* begin TASK INPUTS *

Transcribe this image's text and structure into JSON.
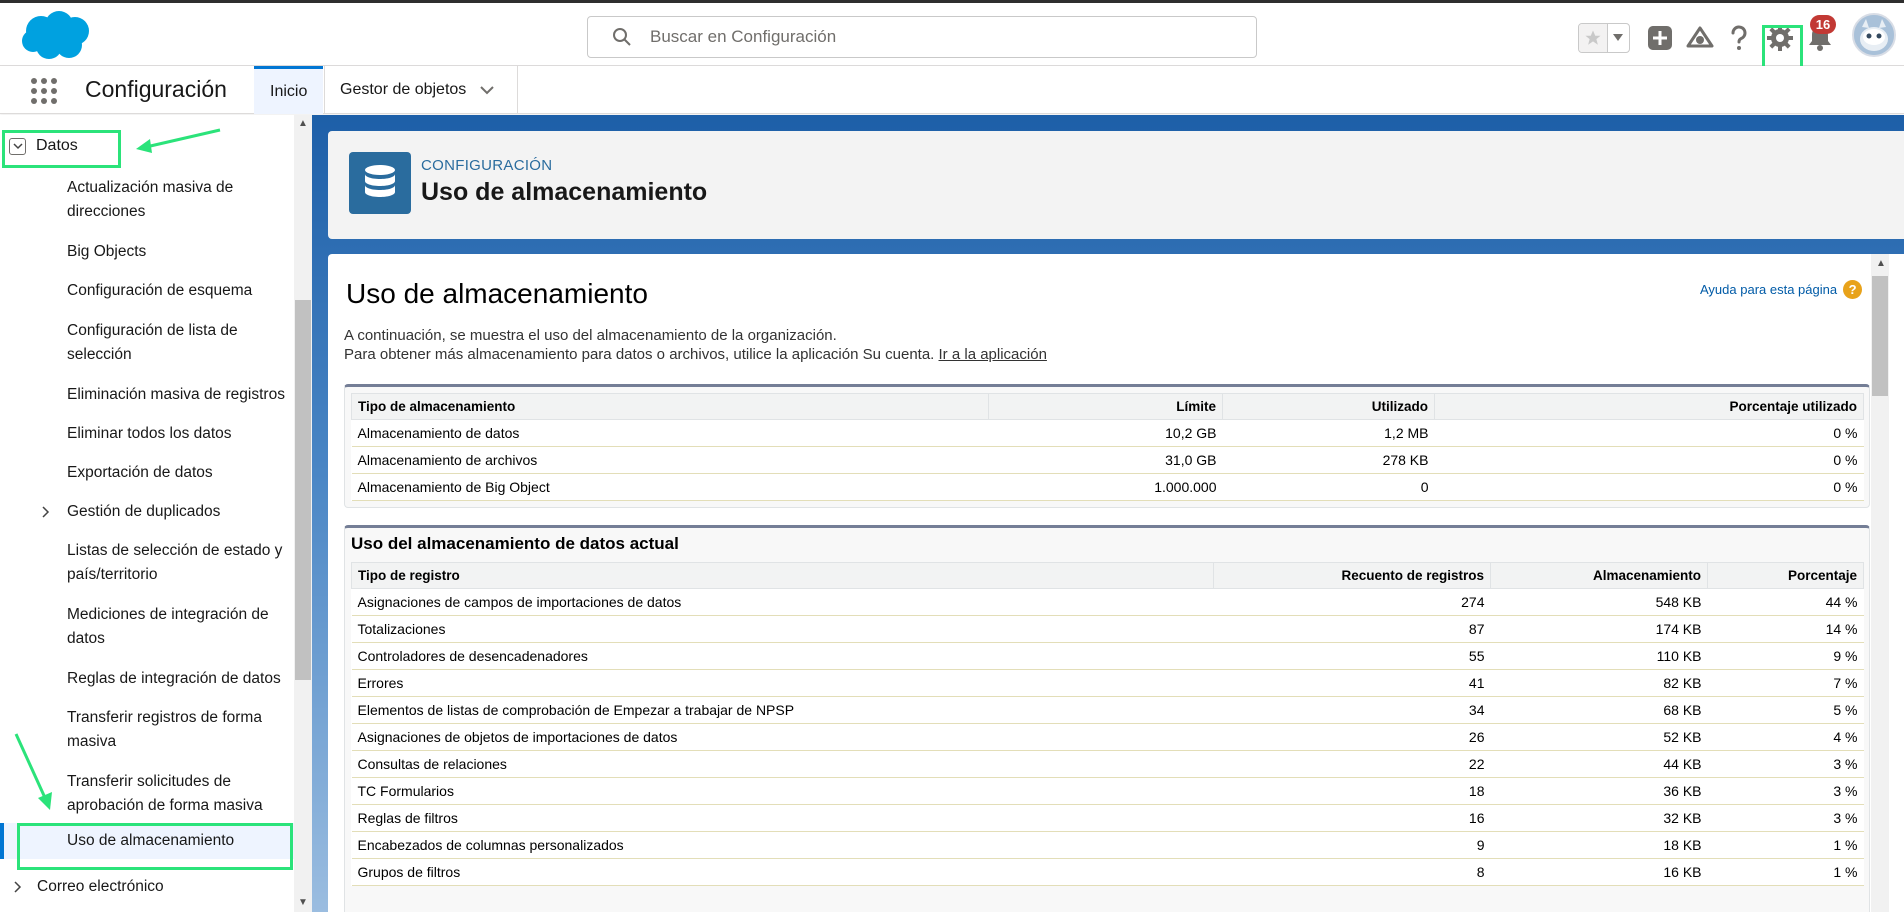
{
  "header": {
    "search_placeholder": "Buscar en Configuración",
    "notifications_count": "16"
  },
  "nav": {
    "app_title": "Configuración",
    "tabs": [
      {
        "label": "Inicio",
        "active": true
      },
      {
        "label": "Gestor de objetos",
        "active": false
      }
    ]
  },
  "sidebar": {
    "section": "Datos",
    "items": [
      "Actualización masiva de direcciones",
      "Big Objects",
      "Configuración de esquema",
      "Configuración de lista de selección",
      "Eliminación masiva de registros",
      "Eliminar todos los datos",
      "Exportación de datos",
      "Gestión de duplicados",
      "Listas de selección de estado y país/territorio",
      "Mediciones de integración de datos",
      "Reglas de integración de datos",
      "Transferir registros de forma masiva",
      "Transferir solicitudes de aprobación de forma masiva",
      "Uso de almacenamiento"
    ],
    "next_section": "Correo electrónico"
  },
  "page_header": {
    "eyebrow": "CONFIGURACIÓN",
    "title": "Uso de almacenamiento"
  },
  "content": {
    "title": "Uso de almacenamiento",
    "help_label": "Ayuda para esta página",
    "intro_line1": "A continuación, se muestra el uso del almacenamiento de la organización.",
    "intro_line2": "Para obtener más almacenamiento para datos o archivos, utilice la aplicación Su cuenta.",
    "intro_link": "Ir a la aplicación",
    "storage_table": {
      "headers": [
        "Tipo de almacenamiento",
        "Límite",
        "Utilizado",
        "Porcentaje utilizado"
      ],
      "rows": [
        [
          "Almacenamiento de datos",
          "10,2 GB",
          "1,2 MB",
          "0 %"
        ],
        [
          "Almacenamiento de archivos",
          "31,0 GB",
          "278 KB",
          "0 %"
        ],
        [
          "Almacenamiento de Big Object",
          "1.000.000",
          "0",
          "0 %"
        ]
      ]
    },
    "current_usage": {
      "title": "Uso del almacenamiento de datos actual",
      "headers": [
        "Tipo de registro",
        "Recuento de registros",
        "Almacenamiento",
        "Porcentaje"
      ],
      "rows": [
        [
          "Asignaciones de campos de importaciones de datos",
          "274",
          "548 KB",
          "44 %"
        ],
        [
          "Totalizaciones",
          "87",
          "174 KB",
          "14 %"
        ],
        [
          "Controladores de desencadenadores",
          "55",
          "110 KB",
          "9 %"
        ],
        [
          "Errores",
          "41",
          "82 KB",
          "7 %"
        ],
        [
          "Elementos de listas de comprobación de Empezar a trabajar de NPSP",
          "34",
          "68 KB",
          "5 %"
        ],
        [
          "Asignaciones de objetos de importaciones de datos",
          "26",
          "52 KB",
          "4 %"
        ],
        [
          "Consultas de relaciones",
          "22",
          "44 KB",
          "3 %"
        ],
        [
          "TC Formularios",
          "18",
          "36 KB",
          "3 %"
        ],
        [
          "Reglas de filtros",
          "16",
          "32 KB",
          "3 %"
        ],
        [
          "Encabezados de columnas personalizados",
          "9",
          "18 KB",
          "1 %"
        ],
        [
          "Grupos de filtros",
          "8",
          "16 KB",
          "1 %"
        ]
      ]
    }
  }
}
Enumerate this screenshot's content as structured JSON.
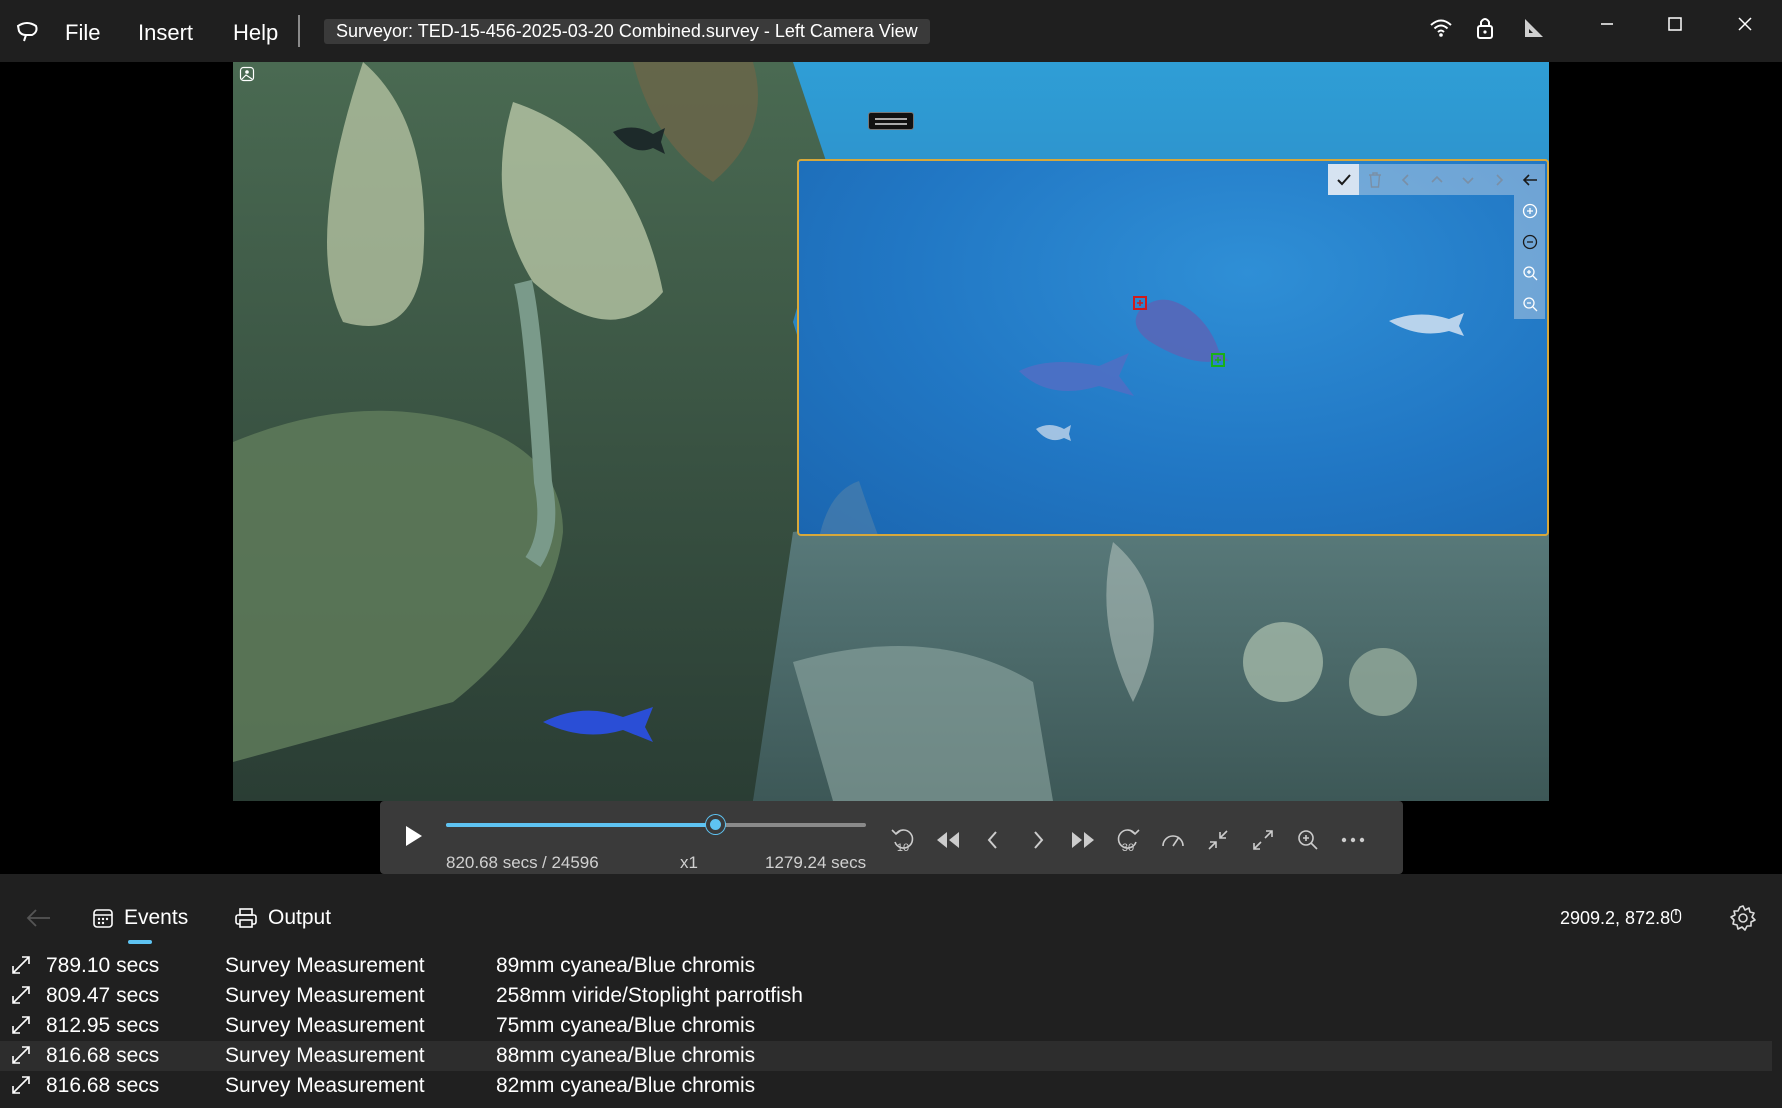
{
  "menu": {
    "file": "File",
    "insert": "Insert",
    "help": "Help"
  },
  "window": {
    "title": "Surveyor: TED-15-456-2025-03-20 Combined.survey - Left Camera View",
    "icons": [
      "wifi-icon",
      "lock-icon",
      "ruler-triangle-icon"
    ],
    "controls": [
      "minimize-icon",
      "maximize-icon",
      "close-icon"
    ]
  },
  "zoom_panel": {
    "toolbar": [
      "check-icon",
      "trash-icon",
      "chevron-left-icon",
      "chevron-up-icon",
      "chevron-down-icon",
      "chevron-right-icon",
      "arrow-left-icon"
    ],
    "side": [
      "add-circle-icon",
      "remove-circle-icon",
      "zoom-in-icon",
      "zoom-out-icon"
    ],
    "accent": "#d7a83b"
  },
  "playback": {
    "current": "820.68 secs",
    "frames": " / 24596",
    "speed": "x1",
    "duration": "1279.24 secs",
    "progress": 0.6416,
    "accent": "#5ec3f2",
    "rewind_label": "10",
    "forward_label": "30"
  },
  "tabs": {
    "events": "Events",
    "output": "Output"
  },
  "status": {
    "coords": "2909.2, 872.8"
  },
  "events": [
    {
      "time": "789.10 secs",
      "type": "Survey Measurement",
      "desc": "89mm cyanea/Blue chromis"
    },
    {
      "time": "809.47 secs",
      "type": "Survey Measurement",
      "desc": "258mm viride/Stoplight parrotfish"
    },
    {
      "time": "812.95 secs",
      "type": "Survey Measurement",
      "desc": "75mm cyanea/Blue chromis"
    },
    {
      "time": "816.68 secs",
      "type": "Survey Measurement",
      "desc": "88mm cyanea/Blue chromis"
    },
    {
      "time": "816.68 secs",
      "type": "Survey Measurement",
      "desc": "82mm cyanea/Blue chromis"
    }
  ]
}
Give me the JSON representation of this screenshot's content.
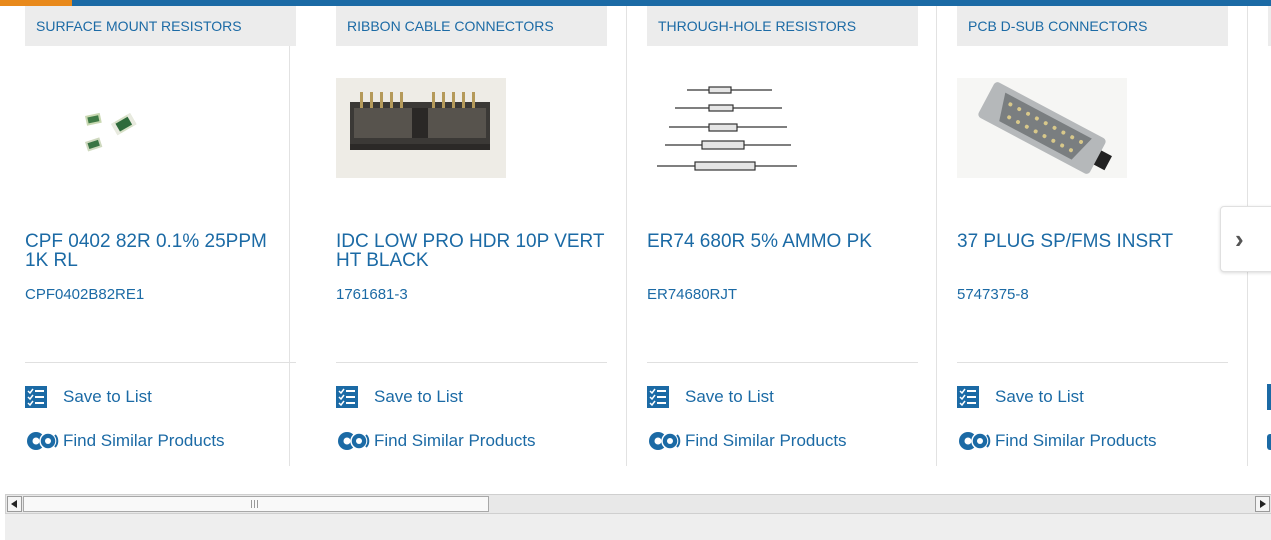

* end TASK INPUTS *

DESCRIPTION OF THE TASK:
Write out the whole listing again, exactly, with no pictures.

ANSWER FOR THE TASK:
Transcribe this image's text and structure into JSON.
{
  "header": {
    "search_placeholder": "Buscar en Configuración",
    "notifications_count": "16"
  },
  "nav": {
    "app_title": "Configuración",
    "tabs": [
      {
        "label": "Inicio",
        "active": true
      },
      {
        "label": "Gestor de objetos",
        "active": false
      }
    ]
  },
  "sidebar": {
    "section": "Datos",
    "items": [
      "Actualización masiva de direcciones",
      "Big Objects",
      "Configuración de esquema",
      "Configuración de lista de selección",
      "Eliminación masiva de registros",
      "Eliminar todos los datos",
      "Exportación de datos",
      "Gestión de duplicados",
      "Listas de selección de estado y país/territorio",
      "Mediciones de integración de datos",
      "Reglas de integración de datos",
      "Transferir registros de forma masiva",
      "Transferir solicitudes de aprobación de forma masiva",
      "Uso de almacenamiento"
    ],
    "next_section": "Correo electrónico"
  },
  "page_header": {
    "eyebrow": "CONFIGURACIÓN",
    "title": "Uso de almacenamiento"
  },
  "content": {
    "title": "Uso de almacenamiento",
    "help_label": "Ayuda para esta página",
    "intro_line1": "A continuación, se muestra el uso del almacenamiento de la organización.",
    "intro_line2": "Para obtener más almacenamiento para datos o archivos, utilice la aplicación Su cuenta.",
    "intro_link": "Ir a la aplicación",
    "storage_table": {
      "headers": [
        "Tipo de almacenamiento",
        "Límite",
        "Utilizado",
        "Porcentaje utilizado"
      ],
      "rows": [
        [
          "Almacenamiento de datos",
          "10,2 GB",
          "1,2 MB",
          "0 %"
        ],
        [
          "Almacenamiento de archivos",
          "31,0 GB",
          "278 KB",
          "0 %"
        ],
        [
          "Almacenamiento de Big Object",
          "1.000.000",
          "0",
          "0 %"
        ]
      ]
    },
    "current_usage": {
      "title": "Uso del almacenamiento de datos actual",
      "headers": [
        "Tipo de registro",
        "Recuento de registros",
        "Almacenamiento",
        "Porcentaje"
      ],
      "rows": [
        [
          "Asignaciones de campos de importaciones de datos",
          "274",
          "548 KB",
          "44 %"
        ],
        [
          "Totalizaciones",
          "87",
          "174 KB",
          "14 %"
        ],
        [
          "Controladores de desencadenadores",
          "55",
          "110 KB",
          "9 %"
        ],
        [
          "Errores",
          "41",
          "82 KB",
          "7 %"
        ],
        [
          "Elementos de listas de comprobación de Empezar a trabajar de NPSP",
          "34",
          "68 KB",
          "5 %"
        ],
        [
          "Asignaciones de objetos de importaciones de datos",
          "26",
          "52 KB",
          "4 %"
        ],
        [
          "Consultas de relaciones",
          "22",
          "44 KB",
          "3 %"
        ],
        [
          "TC Formularios",
          "18",
          "36 KB",
          "3 %"
        ],
        [
          "Reglas de filtros",
          "16",
          "32 KB",
          "3 %"
        ],
        [
          "Encabezados de columnas personalizados",
          "9",
          "18 KB",
          "1 %"
        ],
        [
          "Grupos de filtros",
          "8",
          "16 KB",
          "1 %"
        ]
      ]
    }
  }
}
Enumerate this screenshot's content as structured JSON.
{
  "menu": {
    "file": "File",
    "insert": "Insert",
    "help": "Help"
  },
  "window": {
    "title": "Surveyor: TED-15-456-2025-03-20 Combined.survey - Left Camera View",
    "icons": [
      "wifi-icon",
      "lock-icon",
      "ruler-triangle-icon"
    ],
    "controls": [
      "minimize-icon",
      "maximize-icon",
      "close-icon"
    ]
  },
  "zoom_panel": {
    "toolbar": [
      "check-icon",
      "trash-icon",
      "chevron-left-icon",
      "chevron-up-icon",
      "chevron-down-icon",
      "chevron-right-icon",
      "arrow-left-icon"
    ],
    "side": [
      "add-circle-icon",
      "remove-circle-icon",
      "zoom-in-icon",
      "zoom-out-icon"
    ],
    "accent": "#d7a83b"
  },
  "playback": {
    "current": "820.68 secs",
    "frames": " / 24596",
    "speed": "x1",
    "duration": "1279.24 secs",
    "progress": 0.6416,
    "accent": "#5ec3f2",
    "rewind_label": "10",
    "forward_label": "30"
  },
  "tabs": {
    "events": "Events",
    "output": "Output"
  },
  "status": {
    "coords": "2909.2, 872.8"
  },
  "events": [
    {
      "time": "789.10 secs",
      "type": "Survey Measurement",
      "desc": "89mm cyanea/Blue chromis"
    },
    {
      "time": "809.47 secs",
      "type": "Survey Measurement",
      "desc": "258mm viride/Stoplight parrotfish"
    },
    {
      "time": "812.95 secs",
      "type": "Survey Measurement",
      "desc": "75mm cyanea/Blue chromis"
    },
    {
      "time": "816.68 secs",
      "type": "Survey Measurement",
      "desc": "88mm cyanea/Blue chromis"
    },
    {
      "time": "816.68 secs",
      "type": "Survey Measurement",
      "desc": "82mm cyanea/Blue chromis"
    }
  ]
}
Give me the JSON representation of this screenshot's content.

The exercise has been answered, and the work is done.